**Exercise directions**.
Pictures don't belong in the copy. Set down the lines from the one containing "Give me the" through the last line, exactly as they are.

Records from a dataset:
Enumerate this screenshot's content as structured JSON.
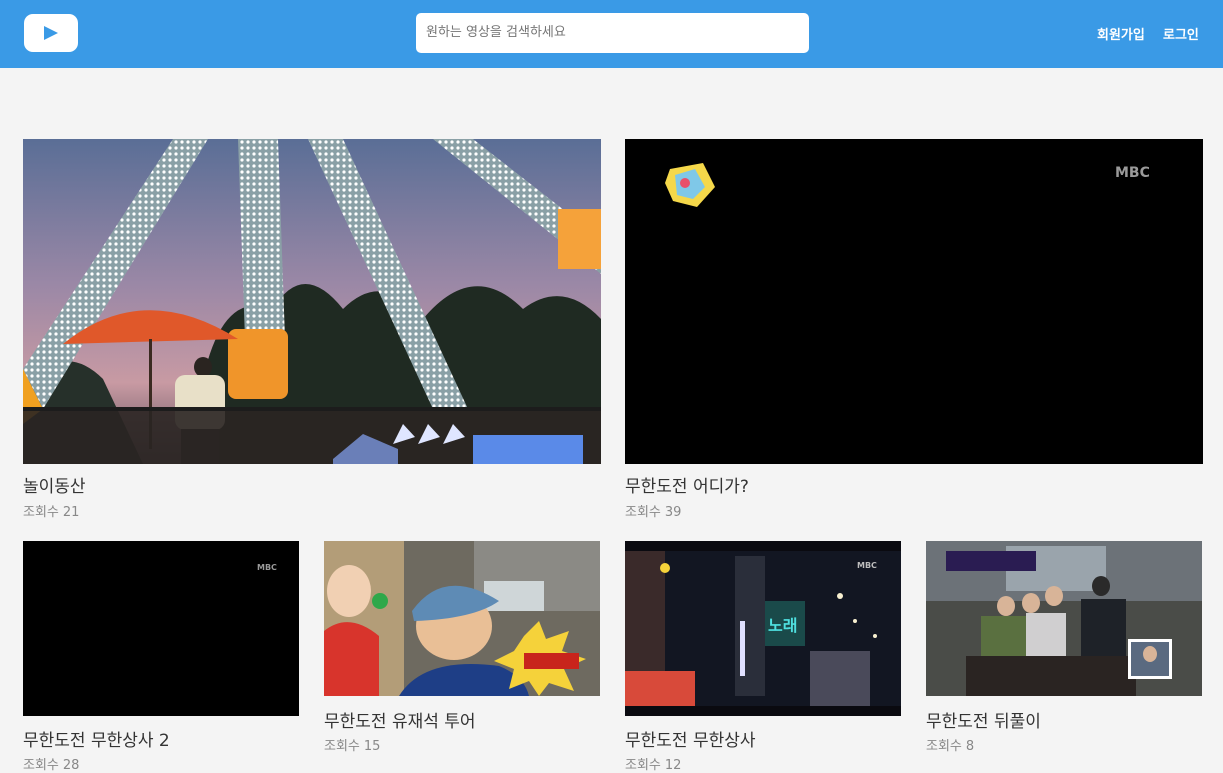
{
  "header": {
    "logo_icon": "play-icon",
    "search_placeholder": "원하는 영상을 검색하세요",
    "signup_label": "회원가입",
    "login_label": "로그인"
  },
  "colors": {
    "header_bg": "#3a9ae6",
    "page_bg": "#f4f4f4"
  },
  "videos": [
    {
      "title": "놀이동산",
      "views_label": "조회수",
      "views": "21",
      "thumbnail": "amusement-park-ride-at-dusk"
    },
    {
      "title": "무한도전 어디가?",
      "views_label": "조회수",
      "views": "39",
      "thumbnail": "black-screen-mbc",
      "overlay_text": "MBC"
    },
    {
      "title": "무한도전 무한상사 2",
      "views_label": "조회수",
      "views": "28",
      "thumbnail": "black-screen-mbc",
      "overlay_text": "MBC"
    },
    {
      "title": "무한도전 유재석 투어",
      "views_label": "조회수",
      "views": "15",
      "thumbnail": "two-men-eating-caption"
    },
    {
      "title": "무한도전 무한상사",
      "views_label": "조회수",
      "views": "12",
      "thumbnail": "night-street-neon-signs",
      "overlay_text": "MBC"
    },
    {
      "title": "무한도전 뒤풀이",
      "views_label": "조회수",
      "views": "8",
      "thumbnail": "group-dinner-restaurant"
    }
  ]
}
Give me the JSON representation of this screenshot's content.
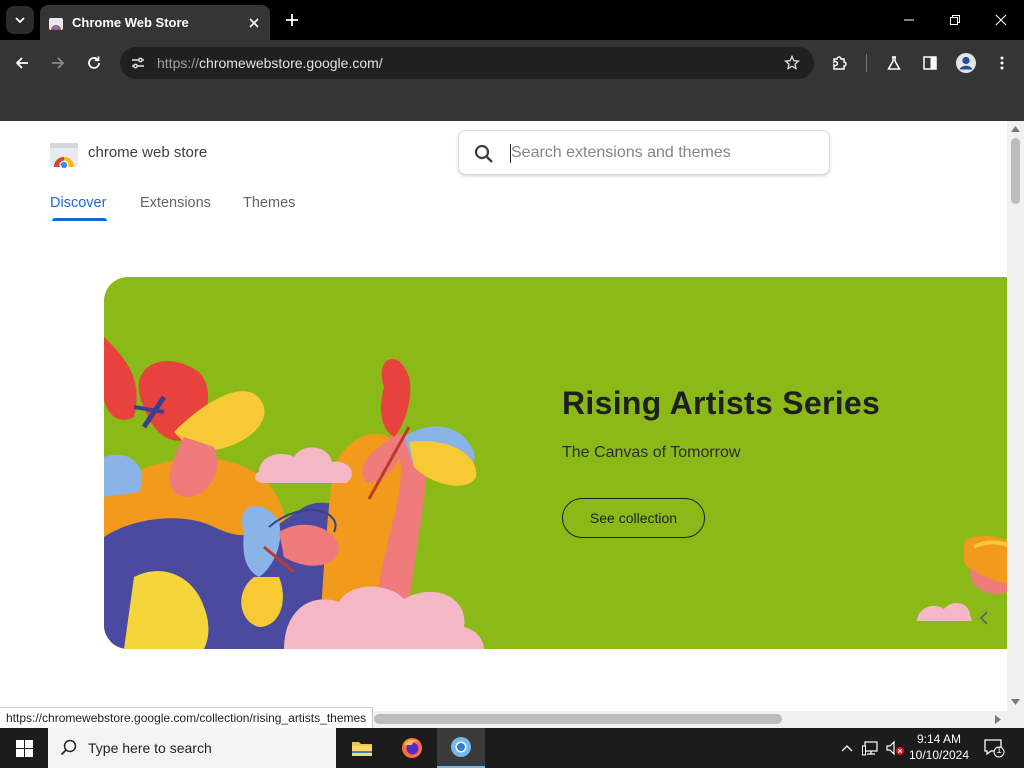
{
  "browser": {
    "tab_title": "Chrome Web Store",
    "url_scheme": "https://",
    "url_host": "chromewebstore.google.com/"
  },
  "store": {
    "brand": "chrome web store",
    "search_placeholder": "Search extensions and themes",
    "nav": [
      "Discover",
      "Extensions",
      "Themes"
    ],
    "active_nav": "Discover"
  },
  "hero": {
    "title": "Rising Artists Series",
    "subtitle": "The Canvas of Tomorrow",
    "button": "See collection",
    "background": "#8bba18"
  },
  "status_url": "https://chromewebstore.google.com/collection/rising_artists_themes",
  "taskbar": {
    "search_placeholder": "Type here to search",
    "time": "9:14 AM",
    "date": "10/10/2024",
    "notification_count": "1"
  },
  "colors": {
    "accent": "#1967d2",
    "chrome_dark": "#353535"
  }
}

**Output for this task**.
Give me the JSON representation of this screenshot's content.
{
  "browser": {
    "tab_title": "Chrome Web Store",
    "url_scheme": "https://",
    "url_host": "chromewebstore.google.com/"
  },
  "store": {
    "brand": "chrome web store",
    "search_placeholder": "Search extensions and themes",
    "nav": [
      "Discover",
      "Extensions",
      "Themes"
    ],
    "active_nav": "Discover"
  },
  "hero": {
    "title": "Rising Artists Series",
    "subtitle": "The Canvas of Tomorrow",
    "button": "See collection",
    "background": "#8bba18"
  },
  "status_url": "https://chromewebstore.google.com/collection/rising_artists_themes",
  "taskbar": {
    "search_placeholder": "Type here to search",
    "time": "9:14 AM",
    "date": "10/10/2024",
    "notification_count": "1"
  },
  "colors": {
    "accent": "#1967d2",
    "chrome_dark": "#353535"
  }
}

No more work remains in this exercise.